Identify the lines that contain the string "this" and copy all of them.

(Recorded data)

-.-.-

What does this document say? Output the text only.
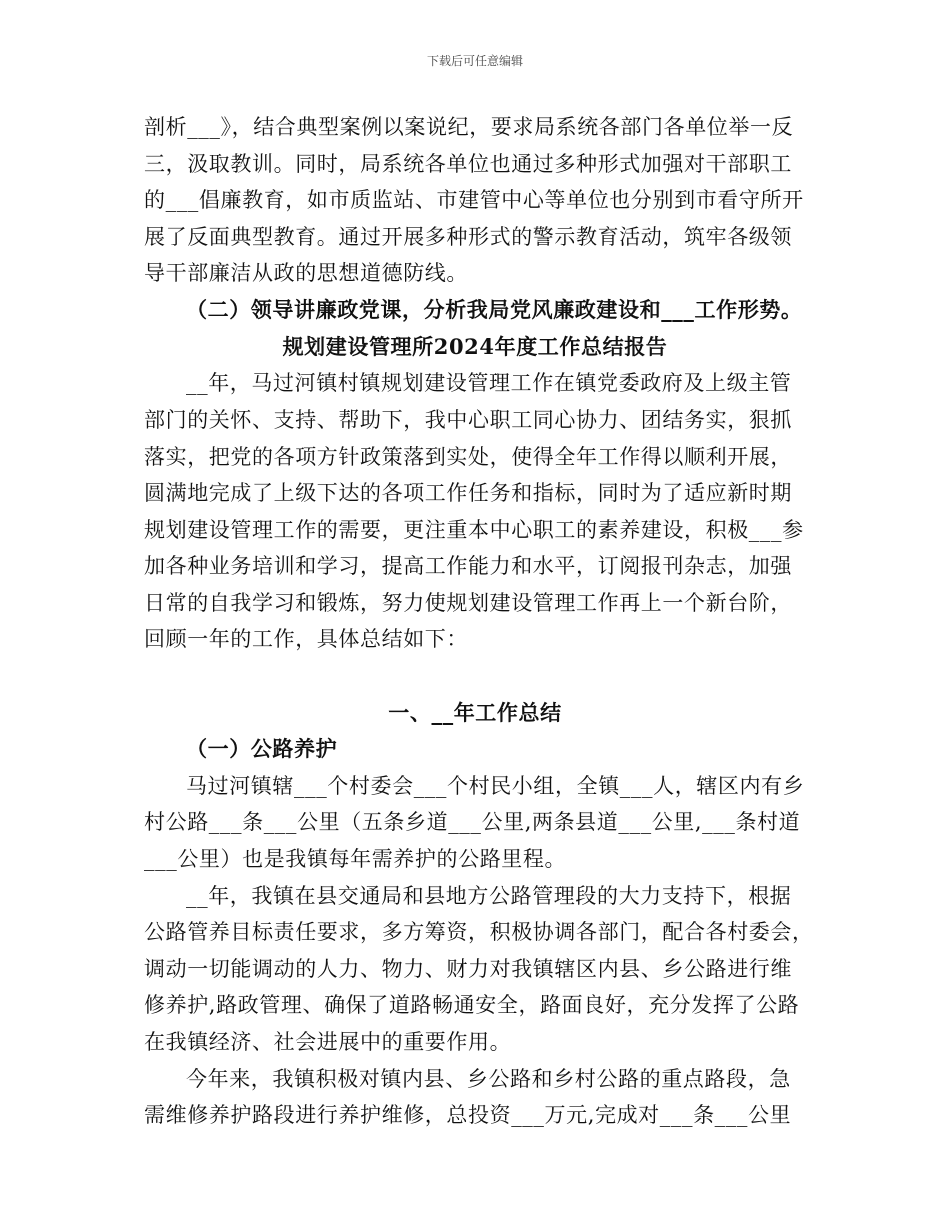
下载后可任意编辑
剖析___》，结合典型案例以案说纪，要求局系统各部门各单位举一反
三，汲取教训。同时，局系统各单位也通过多种形式加强对干部职工
的___倡廉教育，如市质监站、市建管中心等单位也分别到市看守所开
展了反面典型教育。通过开展多种形式的警示教育活动，筑牢各级领
导干部廉洁从政的思想道德防线。
（二）领导讲廉政党课，分析我局党风廉政建设和___工作形势。
规划建设管理所2024年度工作总结报告
__年，马过河镇村镇规划建设管理工作在镇党委政府及上级主管
部门的关怀、支持、帮助下，我中心职工同心协力、团结务实，狠抓
落实，把党的各项方针政策落到实处，使得全年工作得以顺利开展，
圆满地完成了上级下达的各项工作任务和指标，同时为了适应新时期
规划建设管理工作的需要，更注重本中心职工的素养建设，积极___参
加各种业务培训和学习，提高工作能力和水平，订阅报刊杂志，加强
日常的自我学习和锻炼，努力使规划建设管理工作再上一个新台阶，
回顾一年的工作，具体总结如下：
一、__年工作总结
（一）公路养护
马过河镇辖___个村委会___个村民小组，全镇___人，辖区内有乡
村公路___条___公里（五条乡道___公里,两条县道___公里,___条村道
___公里）也是我镇每年需养护的公路里程。
__年，我镇在县交通局和县地方公路管理段的大力支持下，根据
公路管养目标责任要求，多方筹资，积极协调各部门，配合各村委会，
调动一切能调动的人力、物力、财力对我镇辖区内县、乡公路进行维
修养护,路政管理、确保了道路畅通安全，路面良好，充分发挥了公路
在我镇经济、社会进展中的重要作用。
今年来，我镇积极对镇内县、乡公路和乡村公路的重点路段，急
需维修养护路段进行养护维修，总投资___万元,完成对___条___公里
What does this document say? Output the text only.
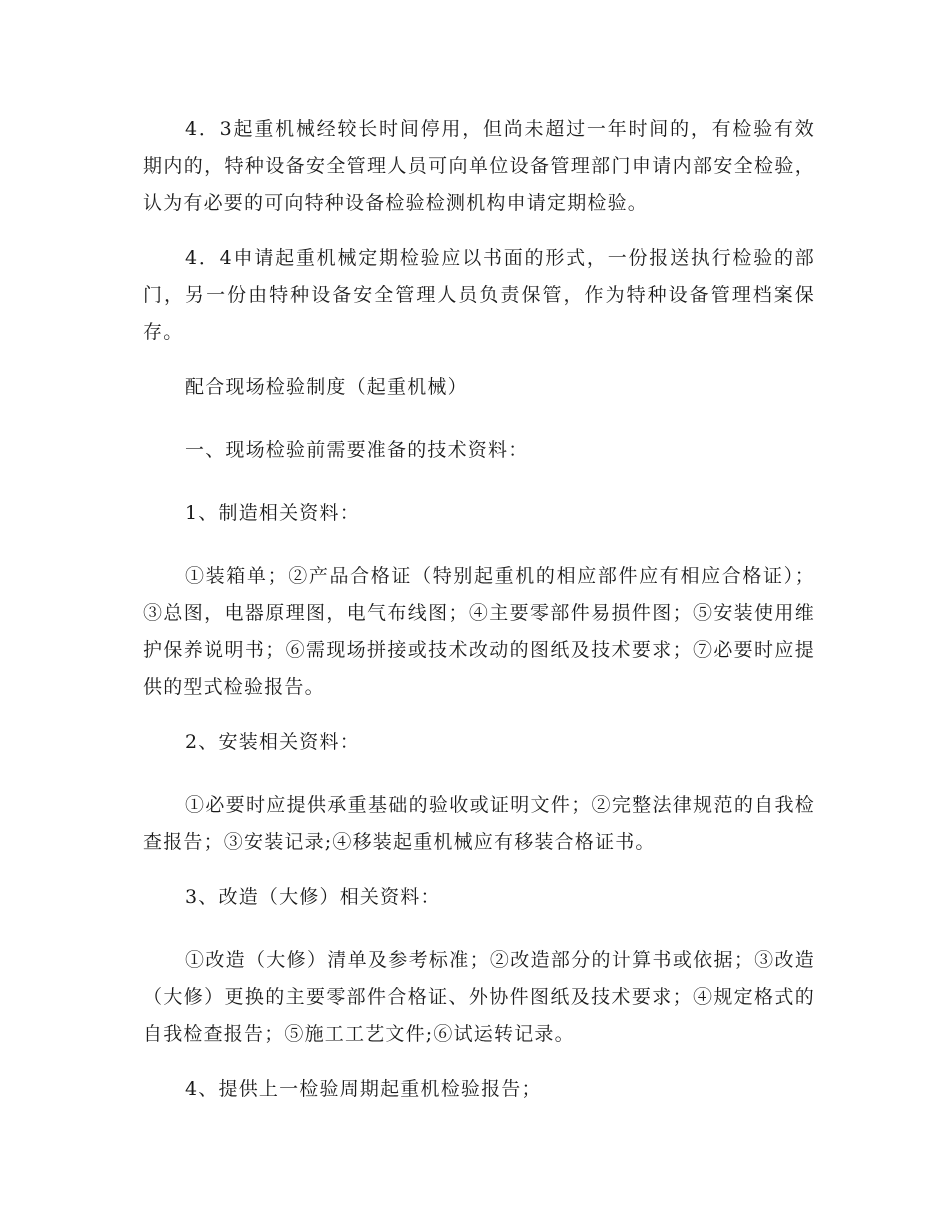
4．3起重机械经较长时间停用，但尚未超过一年时间的，有检验有效期内的，特种设备安全管理人员可向单位设备管理部门申请内部安全检验，认为有必要的可向特种设备检验检测机构申请定期检验。

4．4申请起重机械定期检验应以书面的形式，一份报送执行检验的部门，另一份由特种设备安全管理人员负责保管，作为特种设备管理档案保存。

配合现场检验制度（起重机械）

一、现场检验前需要准备的技术资料：

1、制造相关资料：

①装箱单；②产品合格证（特别起重机的相应部件应有相应合格证）；③总图，电器原理图，电气布线图；④主要零部件易损件图；⑤安装使用维护保养说明书；⑥需现场拼接或技术改动的图纸及技术要求；⑦必要时应提供的型式检验报告。

2、安装相关资料：

①必要时应提供承重基础的验收或证明文件；②完整法律规范的自我检查报告；③安装记录;④移装起重机械应有移装合格证书。

3、改造（大修）相关资料：

①改造（大修）清单及参考标准；②改造部分的计算书或依据；③改造（大修）更换的主要零部件合格证、外协件图纸及技术要求；④规定格式的自我检查报告；⑤施工工艺文件;⑥试运转记录。

4、提供上一检验周期起重机检验报告；
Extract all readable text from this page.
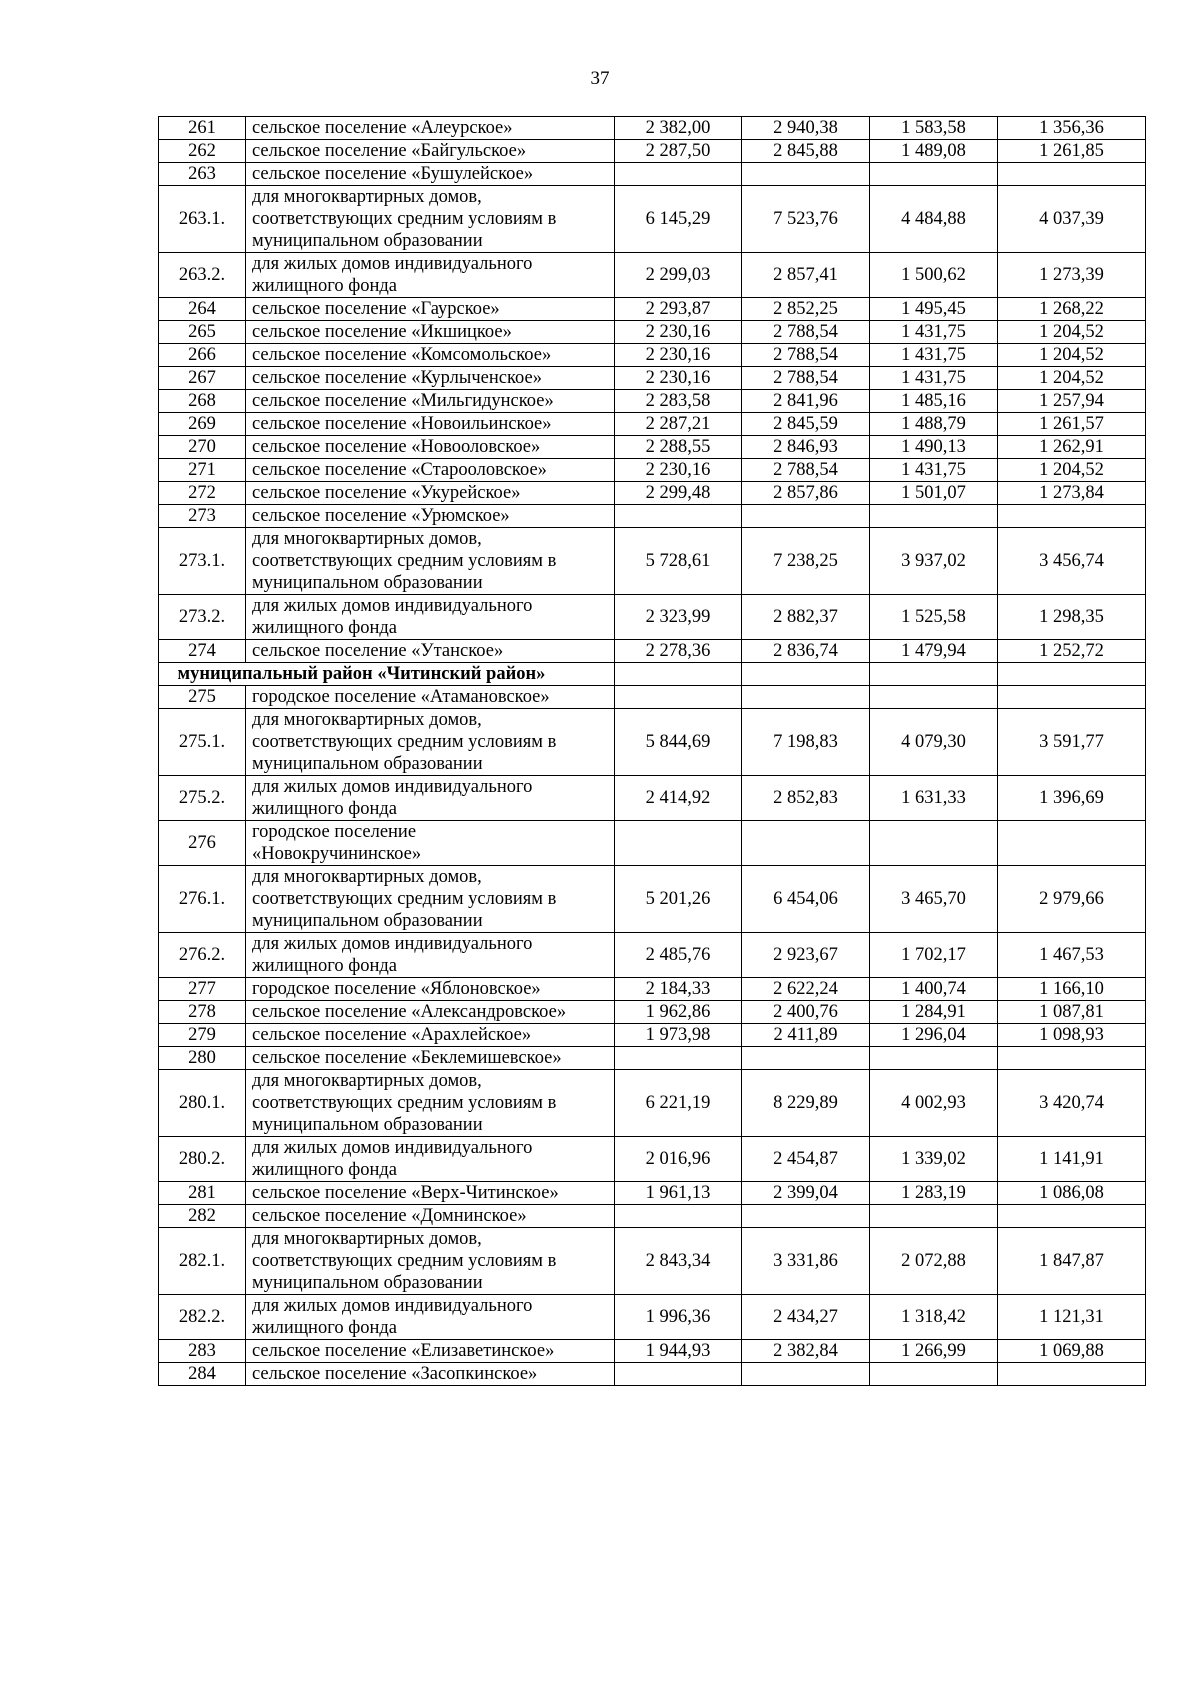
37
261	сельское поселение «Алеурское»	2 382,00	2 940,38	1 583,58	1 356,36
262	сельское поселение «Байгульское»	2 287,50	2 845,88	1 489,08	1 261,85
263	сельское поселение «Бушулейское»				

263.1.	для многоквартирных домов,
соответствующих средним условиям в
муниципальном образовании	6 145,29	7 523,76	4 484,88	4 037,39
263.2.	для жилых домов индивидуального
жилищного фонда	2 299,03	2 857,41	1 500,62	1 273,39
264	сельское поселение «Гаурское»	2 293,87	2 852,25	1 495,45	1 268,22
265	сельское поселение «Икшицкое»	2 230,16	2 788,54	1 431,75	1 204,52
266	сельское поселение «Комсомольское»	2 230,16	2 788,54	1 431,75	1 204,52
267	сельское поселение «Курлыченское»	2 230,16	2 788,54	1 431,75	1 204,52
268	сельское поселение «Мильгидунское»	2 283,58	2 841,96	1 485,16	1 257,94
269	сельское поселение «Новоильинское»	2 287,21	2 845,59	1 488,79	1 261,57
270	сельское поселение «Новооловское»	2 288,55	2 846,93	1 490,13	1 262,91
271	сельское поселение «Старооловское»	2 230,16	2 788,54	1 431,75	1 204,52
272	сельское поселение «Укурейское»	2 299,48	2 857,86	1 501,07	1 273,84
273	сельское поселение «Урюмское»				

273.1.	для многоквартирных домов,
соответствующих средним условиям в
муниципальном образовании	5 728,61	7 238,25	3 937,02	3 456,74
273.2.	для жилых домов индивидуального
жилищного фонда	2 323,99	2 882,37	1 525,58	1 298,35
274	сельское поселение «Утанское»	2 278,36	2 836,74	1 479,94	1 252,72
	муниципальный район «Читинский район»				
275	городское поселение «Атамановское»				

275.1.	для многоквартирных домов,
соответствующих средним условиям в
муниципальном образовании	5 844,69	7 198,83	4 079,30	3 591,77
275.2.	для жилых домов индивидуального
жилищного фонда	2 414,92	2 852,83	1 631,33	1 396,69
276	городское поселение
«Новокручининское»				

276.1.	для многоквартирных домов,
соответствующих средним условиям в
муниципальном образовании	5 201,26	6 454,06	3 465,70	2 979,66
276.2.	для жилых домов индивидуального
жилищного фонда	2 485,76	2 923,67	1 702,17	1 467,53
277	городское поселение «Яблоновское»	2 184,33	2 622,24	1 400,74	1 166,10
278	сельское поселение «Александровское»	1 962,86	2 400,76	1 284,91	1 087,81
279	сельское поселение «Арахлейское»	1 973,98	2 411,89	1 296,04	1 098,93
280	сельское поселение «Беклемишевское»				

280.1.	для многоквартирных домов,
соответствующих средним условиям в
муниципальном образовании	6 221,19	8 229,89	4 002,93	3 420,74
280.2.	для жилых домов индивидуального
жилищного фонда	2 016,96	2 454,87	1 339,02	1 141,91
281	сельское поселение «Верх-Читинское»	1 961,13	2 399,04	1 283,19	1 086,08
282	сельское поселение «Домнинское»				

282.1.	для многоквартирных домов,
соответствующих средним условиям в
муниципальном образовании	2 843,34	3 331,86	2 072,88	1 847,87
282.2.	для жилых домов индивидуального
жилищного фонда	1 996,36	2 434,27	1 318,42	1 121,31
283	сельское поселение «Елизаветинское»	1 944,93	2 382,84	1 266,99	1 069,88
284	сельское поселение «Засопкинское»				
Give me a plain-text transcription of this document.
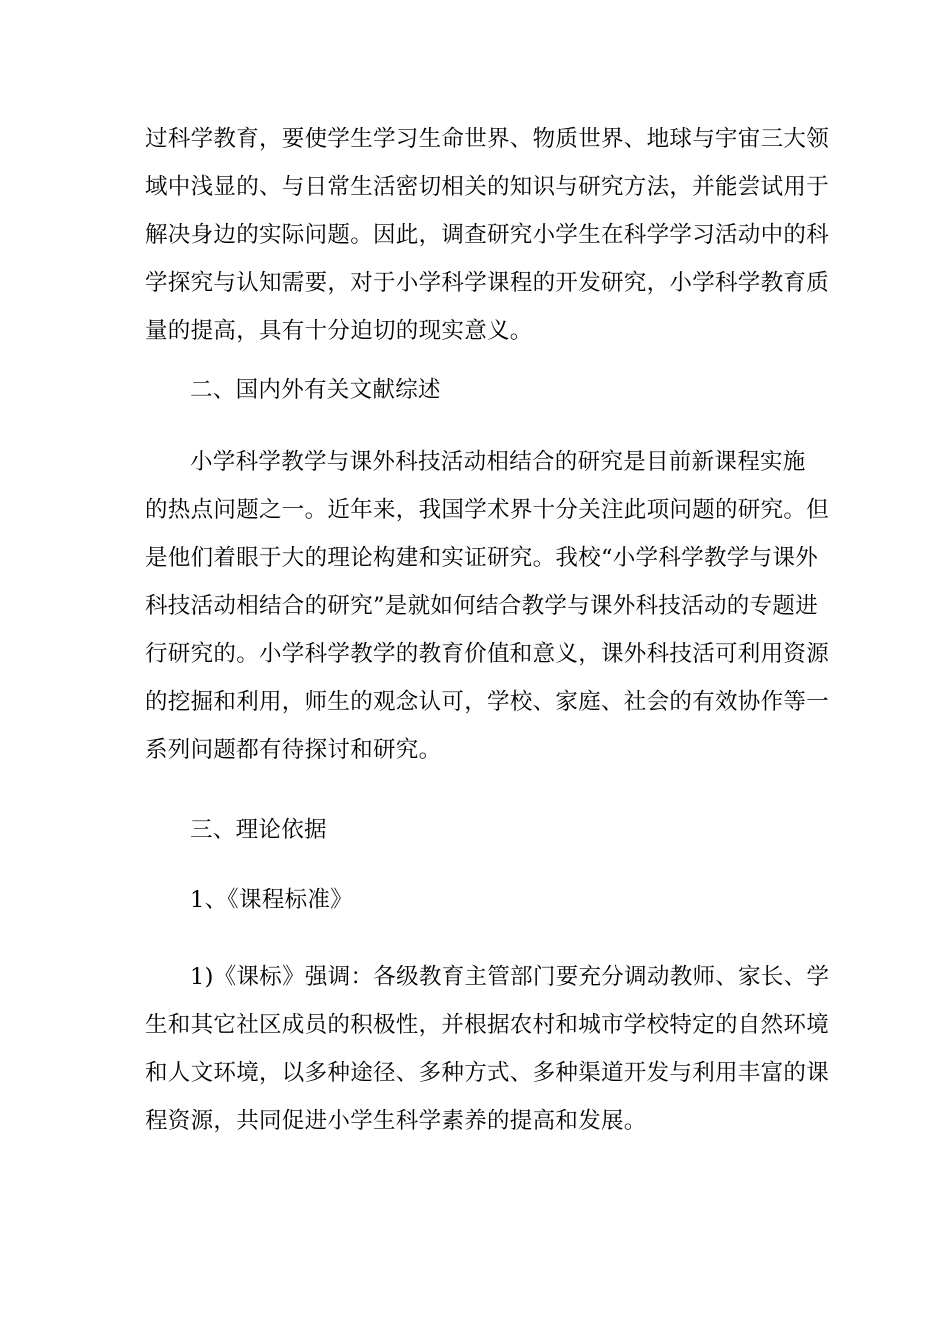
过科学教育，要使学生学习生命世界、物质世界、地球与宇宙三大领
域中浅显的、与日常生活密切相关的知识与研究方法，并能尝试用于
解决身边的实际问题。因此，调查研究小学生在科学学习活动中的科
学探究与认知需要，对于小学科学课程的开发研究，小学科学教育质
量的提高，具有十分迫切的现实意义。
二、国内外有关文献综述
小学科学教学与课外科技活动相结合的研究是目前新课程实施
的热点问题之一。近年来，我国学术界十分关注此项问题的研究。但
是他们着眼于大的理论构建和实证研究。我校“小学科学教学与课外
科技活动相结合的研究”是就如何结合教学与课外科技活动的专题进
行研究的。小学科学教学的教育价值和意义，课外科技活可利用资源
的挖掘和利用，师生的观念认可，学校、家庭、社会的有效协作等一
系列问题都有待探讨和研究。
三、理论依据
1、《课程标准》
1)《课标》强调：各级教育主管部门要充分调动教师、家长、学
生和其它社区成员的积极性，并根据农村和城市学校特定的自然环境
和人文环境，以多种途径、多种方式、多种渠道开发与利用丰富的课
程资源，共同促进小学生科学素养的提高和发展。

-.-.-

**Worked solution**
What does this document say? Output the text only.
What does this document say? Output the text only.
Extract all readable text from this page.
Give me a plain-text transcription of this document.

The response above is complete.